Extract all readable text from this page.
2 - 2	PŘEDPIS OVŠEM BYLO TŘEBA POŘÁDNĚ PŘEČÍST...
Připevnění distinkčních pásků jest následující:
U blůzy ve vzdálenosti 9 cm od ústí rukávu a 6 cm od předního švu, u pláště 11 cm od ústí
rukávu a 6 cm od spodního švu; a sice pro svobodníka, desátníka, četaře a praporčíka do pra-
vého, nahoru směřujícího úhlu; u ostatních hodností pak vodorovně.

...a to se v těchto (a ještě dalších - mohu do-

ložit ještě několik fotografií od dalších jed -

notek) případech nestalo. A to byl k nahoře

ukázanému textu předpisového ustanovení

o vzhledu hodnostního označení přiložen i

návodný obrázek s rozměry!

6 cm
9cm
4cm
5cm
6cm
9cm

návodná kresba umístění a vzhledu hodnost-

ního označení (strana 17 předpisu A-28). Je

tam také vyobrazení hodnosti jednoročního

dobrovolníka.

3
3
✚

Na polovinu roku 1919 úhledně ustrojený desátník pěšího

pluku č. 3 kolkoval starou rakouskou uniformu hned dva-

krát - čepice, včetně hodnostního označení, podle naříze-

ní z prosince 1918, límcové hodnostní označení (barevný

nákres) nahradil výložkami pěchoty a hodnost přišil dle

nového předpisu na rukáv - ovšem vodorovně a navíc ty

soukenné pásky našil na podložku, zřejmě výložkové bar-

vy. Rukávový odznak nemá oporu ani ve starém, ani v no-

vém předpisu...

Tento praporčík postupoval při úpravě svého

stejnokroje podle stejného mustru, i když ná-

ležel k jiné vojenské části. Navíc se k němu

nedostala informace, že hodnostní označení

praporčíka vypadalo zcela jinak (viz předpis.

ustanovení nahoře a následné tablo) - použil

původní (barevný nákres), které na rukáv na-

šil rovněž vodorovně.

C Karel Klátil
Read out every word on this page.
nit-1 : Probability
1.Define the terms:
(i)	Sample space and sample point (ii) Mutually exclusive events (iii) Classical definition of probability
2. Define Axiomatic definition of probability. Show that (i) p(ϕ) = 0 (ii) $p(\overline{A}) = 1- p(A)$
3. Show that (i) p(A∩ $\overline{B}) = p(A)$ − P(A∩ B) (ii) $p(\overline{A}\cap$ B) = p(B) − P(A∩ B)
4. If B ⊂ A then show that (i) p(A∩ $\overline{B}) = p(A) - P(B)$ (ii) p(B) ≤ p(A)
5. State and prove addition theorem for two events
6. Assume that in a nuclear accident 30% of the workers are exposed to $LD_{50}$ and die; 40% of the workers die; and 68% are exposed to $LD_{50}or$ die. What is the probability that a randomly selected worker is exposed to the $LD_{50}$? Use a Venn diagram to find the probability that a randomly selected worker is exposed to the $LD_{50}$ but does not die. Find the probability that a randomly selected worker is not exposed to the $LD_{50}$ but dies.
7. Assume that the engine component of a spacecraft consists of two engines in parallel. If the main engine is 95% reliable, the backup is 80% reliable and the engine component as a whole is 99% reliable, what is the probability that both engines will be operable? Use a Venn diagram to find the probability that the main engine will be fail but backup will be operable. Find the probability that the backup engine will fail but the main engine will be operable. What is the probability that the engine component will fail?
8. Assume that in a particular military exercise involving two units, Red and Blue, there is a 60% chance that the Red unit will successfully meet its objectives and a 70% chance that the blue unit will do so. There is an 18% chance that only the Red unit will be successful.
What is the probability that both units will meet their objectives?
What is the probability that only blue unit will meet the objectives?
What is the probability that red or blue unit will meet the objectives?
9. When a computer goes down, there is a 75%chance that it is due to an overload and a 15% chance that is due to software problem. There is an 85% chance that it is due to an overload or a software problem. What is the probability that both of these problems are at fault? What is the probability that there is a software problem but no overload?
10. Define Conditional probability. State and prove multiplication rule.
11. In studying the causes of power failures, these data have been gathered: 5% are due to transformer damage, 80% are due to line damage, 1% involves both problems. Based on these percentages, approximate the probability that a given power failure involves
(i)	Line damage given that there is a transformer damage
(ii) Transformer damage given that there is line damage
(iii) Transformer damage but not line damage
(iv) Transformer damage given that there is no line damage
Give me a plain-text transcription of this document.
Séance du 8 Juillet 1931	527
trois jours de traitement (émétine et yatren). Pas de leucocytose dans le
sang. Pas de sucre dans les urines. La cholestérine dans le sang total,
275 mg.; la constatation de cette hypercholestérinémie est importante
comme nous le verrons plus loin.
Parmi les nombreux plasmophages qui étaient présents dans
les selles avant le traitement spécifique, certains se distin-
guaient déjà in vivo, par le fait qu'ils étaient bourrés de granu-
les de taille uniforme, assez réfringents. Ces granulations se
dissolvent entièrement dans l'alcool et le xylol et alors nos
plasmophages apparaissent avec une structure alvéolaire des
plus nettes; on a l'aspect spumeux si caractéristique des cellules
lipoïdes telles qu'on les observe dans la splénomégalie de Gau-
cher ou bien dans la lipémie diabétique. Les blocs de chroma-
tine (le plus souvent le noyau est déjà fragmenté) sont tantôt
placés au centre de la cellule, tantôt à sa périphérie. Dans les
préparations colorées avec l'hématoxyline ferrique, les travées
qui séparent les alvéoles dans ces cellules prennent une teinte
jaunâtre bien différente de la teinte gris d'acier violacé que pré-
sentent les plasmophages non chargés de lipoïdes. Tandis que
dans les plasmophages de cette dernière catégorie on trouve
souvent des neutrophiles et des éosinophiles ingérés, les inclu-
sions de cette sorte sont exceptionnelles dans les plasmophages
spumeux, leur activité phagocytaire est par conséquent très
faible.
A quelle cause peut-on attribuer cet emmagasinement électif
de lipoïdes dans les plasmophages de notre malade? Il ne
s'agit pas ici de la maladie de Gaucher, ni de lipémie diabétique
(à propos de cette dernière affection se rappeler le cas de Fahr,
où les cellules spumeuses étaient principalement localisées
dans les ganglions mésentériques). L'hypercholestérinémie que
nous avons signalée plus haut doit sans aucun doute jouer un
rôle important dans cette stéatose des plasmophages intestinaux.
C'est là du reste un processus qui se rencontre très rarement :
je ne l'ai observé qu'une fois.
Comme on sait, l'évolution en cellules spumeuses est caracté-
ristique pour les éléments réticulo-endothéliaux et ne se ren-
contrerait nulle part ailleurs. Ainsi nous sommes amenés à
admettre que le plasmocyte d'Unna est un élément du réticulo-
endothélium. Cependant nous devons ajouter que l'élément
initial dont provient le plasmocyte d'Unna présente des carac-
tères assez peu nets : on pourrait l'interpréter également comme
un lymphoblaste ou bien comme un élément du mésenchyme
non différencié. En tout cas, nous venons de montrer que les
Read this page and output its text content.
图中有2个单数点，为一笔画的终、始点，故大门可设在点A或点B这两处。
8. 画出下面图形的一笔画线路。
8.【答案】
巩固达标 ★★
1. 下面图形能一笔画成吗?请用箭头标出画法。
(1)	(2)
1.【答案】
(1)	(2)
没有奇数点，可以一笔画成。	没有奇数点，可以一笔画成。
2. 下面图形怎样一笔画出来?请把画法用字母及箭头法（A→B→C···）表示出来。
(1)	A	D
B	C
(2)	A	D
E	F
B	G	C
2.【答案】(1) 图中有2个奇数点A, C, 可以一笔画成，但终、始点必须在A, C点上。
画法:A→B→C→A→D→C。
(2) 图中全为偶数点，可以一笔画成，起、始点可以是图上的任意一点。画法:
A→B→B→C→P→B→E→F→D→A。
------------------------------------------------------------------------
## What you are asked to do
Extract the full set of entries word for word.

## Exercise answer
Extract all readable text from this page.
2 - 2	PŘEDPIS OVŠEM BYLO TŘEBA POŘÁDNĚ PŘEČÍST...
Připevnění distinkčních pásků jest následující:
U blůzy ve vzdálenosti 9 cm od ústí rukávu a 6 cm od předního švu, u pláště 11 cm od ústí
rukávu a 6 cm od spodního švu; a sice pro svobodníka, desátníka, četaře a praporčíka do pra-
vého, nahoru směřujícího úhlu; u ostatních hodností pak vodorovně.

...a to se v těchto (a ještě dalších - mohu do-

ložit ještě několik fotografií od dalších jed -

notek) případech nestalo. A to byl k nahoře

ukázanému textu předpisového ustanovení

o vzhledu hodnostního označení přiložen i

návodný obrázek s rozměry!

6 cm
9cm
4cm
5cm
6cm
9cm

návodná kresba umístění a vzhledu hodnost-

ního označení (strana 17 předpisu A-28). Je

tam také vyobrazení hodnosti jednoročního

dobrovolníka.

3
3
✚

Na polovinu roku 1919 úhledně ustrojený desátník pěšího

pluku č. 3 kolkoval starou rakouskou uniformu hned dva-

krát - čepice, včetně hodnostního označení, podle naříze-

ní z prosince 1918, límcové hodnostní označení (barevný

nákres) nahradil výložkami pěchoty a hodnost přišil dle

nového předpisu na rukáv - ovšem vodorovně a navíc ty

soukenné pásky našil na podložku, zřejmě výložkové bar-

vy. Rukávový odznak nemá oporu ani ve starém, ani v no-

vém předpisu...

Tento praporčík postupoval při úpravě svého

stejnokroje podle stejného mustru, i když ná-

ležel k jiné vojenské části. Navíc se k němu

nedostala informace, že hodnostní označení

praporčíka vypadalo zcela jinak (viz předpis.

ustanovení nahoře a následné tablo) - použil

původní (barevný nákres), které na rukáv na-

šil rovněž vodorovně.

C Karel Klátil
Read out every word on this page.
nit-1 : Probability
1.Define the terms:
(i)	Sample space and sample point (ii) Mutually exclusive events (iii) Classical definition of probability
2. Define Axiomatic definition of probability. Show that (i) p(ϕ) = 0 (ii) $p(\overline{A}) = 1- p(A)$
3. Show that (i) p(A∩ $\overline{B}) = p(A)$ − P(A∩ B) (ii) $p(\overline{A}\cap$ B) = p(B) − P(A∩ B)
4. If B ⊂ A then show that (i) p(A∩ $\overline{B}) = p(A) - P(B)$ (ii) p(B) ≤ p(A)
5. State and prove addition theorem for two events
6. Assume that in a nuclear accident 30% of the workers are exposed to $LD_{50}$ and die; 40% of the workers die; and 68% are exposed to $LD_{50}or$ die. What is the probability that a randomly selected worker is exposed to the $LD_{50}$? Use a Venn diagram to find the probability that a randomly selected worker is exposed to the $LD_{50}$ but does not die. Find the probability that a randomly selected worker is not exposed to the $LD_{50}$ but dies.
7. Assume that the engine component of a spacecraft consists of two engines in parallel. If the main engine is 95% reliable, the backup is 80% reliable and the engine component as a whole is 99% reliable, what is the probability that both engines will be operable? Use a Venn diagram to find the probability that the main engine will be fail but backup will be operable. Find the probability that the backup engine will fail but the main engine will be operable. What is the probability that the engine component will fail?
8. Assume that in a particular military exercise involving two units, Red and Blue, there is a 60% chance that the Red unit will successfully meet its objectives and a 70% chance that the blue unit will do so. There is an 18% chance that only the Red unit will be successful.
What is the probability that both units will meet their objectives?
What is the probability that only blue unit will meet the objectives?
What is the probability that red or blue unit will meet the objectives?
9. When a computer goes down, there is a 75%chance that it is due to an overload and a 15% chance that is due to software problem. There is an 85% chance that it is due to an overload or a software problem. What is the probability that both of these problems are at fault? What is the probability that there is a software problem but no overload?
10. Define Conditional probability. State and prove multiplication rule.
11. In studying the causes of power failures, these data have been gathered: 5% are due to transformer damage, 80% are due to line damage, 1% involves both problems. Based on these percentages, approximate the probability that a given power failure involves
(i)	Line damage given that there is a transformer damage
(ii) Transformer damage given that there is line damage
(iii) Transformer damage but not line damage
(iv) Transformer damage given that there is no line damage
Give me a plain-text transcription of this document.
Séance du 8 Juillet 1931	527
trois jours de traitement (émétine et yatren). Pas de leucocytose dans le
sang. Pas de sucre dans les urines. La cholestérine dans le sang total,
275 mg.; la constatation de cette hypercholestérinémie est importante
comme nous le verrons plus loin.
Parmi les nombreux plasmophages qui étaient présents dans
les selles avant le traitement spécifique, certains se distin-
guaient déjà in vivo, par le fait qu'ils étaient bourrés de granu-
les de taille uniforme, assez réfringents. Ces granulations se
dissolvent entièrement dans l'alcool et le xylol et alors nos
plasmophages apparaissent avec une structure alvéolaire des
plus nettes; on a l'aspect spumeux si caractéristique des cellules
lipoïdes telles qu'on les observe dans la splénomégalie de Gau-
cher ou bien dans la lipémie diabétique. Les blocs de chroma-
tine (le plus souvent le noyau est déjà fragmenté) sont tantôt
placés au centre de la cellule, tantôt à sa périphérie. Dans les
préparations colorées avec l'hématoxyline ferrique, les travées
qui séparent les alvéoles dans ces cellules prennent une teinte
jaunâtre bien différente de la teinte gris d'acier violacé que pré-
sentent les plasmophages non chargés de lipoïdes. Tandis que
dans les plasmophages de cette dernière catégorie on trouve
souvent des neutrophiles et des éosinophiles ingérés, les inclu-
sions de cette sorte sont exceptionnelles dans les plasmophages
spumeux, leur activité phagocytaire est par conséquent très
faible.
A quelle cause peut-on attribuer cet emmagasinement électif
de lipoïdes dans les plasmophages de notre malade? Il ne
s'agit pas ici de la maladie de Gaucher, ni de lipémie diabétique
(à propos de cette dernière affection se rappeler le cas de Fahr,
où les cellules spumeuses étaient principalement localisées
dans les ganglions mésentériques). L'hypercholestérinémie que
nous avons signalée plus haut doit sans aucun doute jouer un
rôle important dans cette stéatose des plasmophages intestinaux.
C'est là du reste un processus qui se rencontre très rarement :
je ne l'ai observé qu'une fois.
Comme on sait, l'évolution en cellules spumeuses est caracté-
ristique pour les éléments réticulo-endothéliaux et ne se ren-
contrerait nulle part ailleurs. Ainsi nous sommes amenés à
admettre que le plasmocyte d'Unna est un élément du réticulo-
endothélium. Cependant nous devons ajouter que l'élément
initial dont provient le plasmocyte d'Unna présente des carac-
tères assez peu nets : on pourrait l'interpréter également comme
un lymphoblaste ou bien comme un élément du mésenchyme
non différencié. En tout cas, nous venons de montrer que les
Read this page and output its text content.
图中有2个单数点，为一笔画的终、始点，故大门可设在点A或点B这两处。
8. 画出下面图形的一笔画线路。
8.【答案】
巩固达标 ★★
1. 下面图形能一笔画成吗?请用箭头标出画法。
(1)	(2)
1.【答案】
(1)	(2)
没有奇数点，可以一笔画成。	没有奇数点，可以一笔画成。
2. 下面图形怎样一笔画出来?请把画法用字母及箭头法（A→B→C···）表示出来。
(1)	A	D
B	C
(2)	A	D
E	F
B	G	C
2.【答案】(1) 图中有2个奇数点A, C, 可以一笔画成，但终、始点必须在A, C点上。
画法:A→B→C→A→D→C。
(2) 图中全为偶数点，可以一笔画成，起、始点可以是图上的任意一点。画法:
A→B→B→C→P→B→E→F→D→A。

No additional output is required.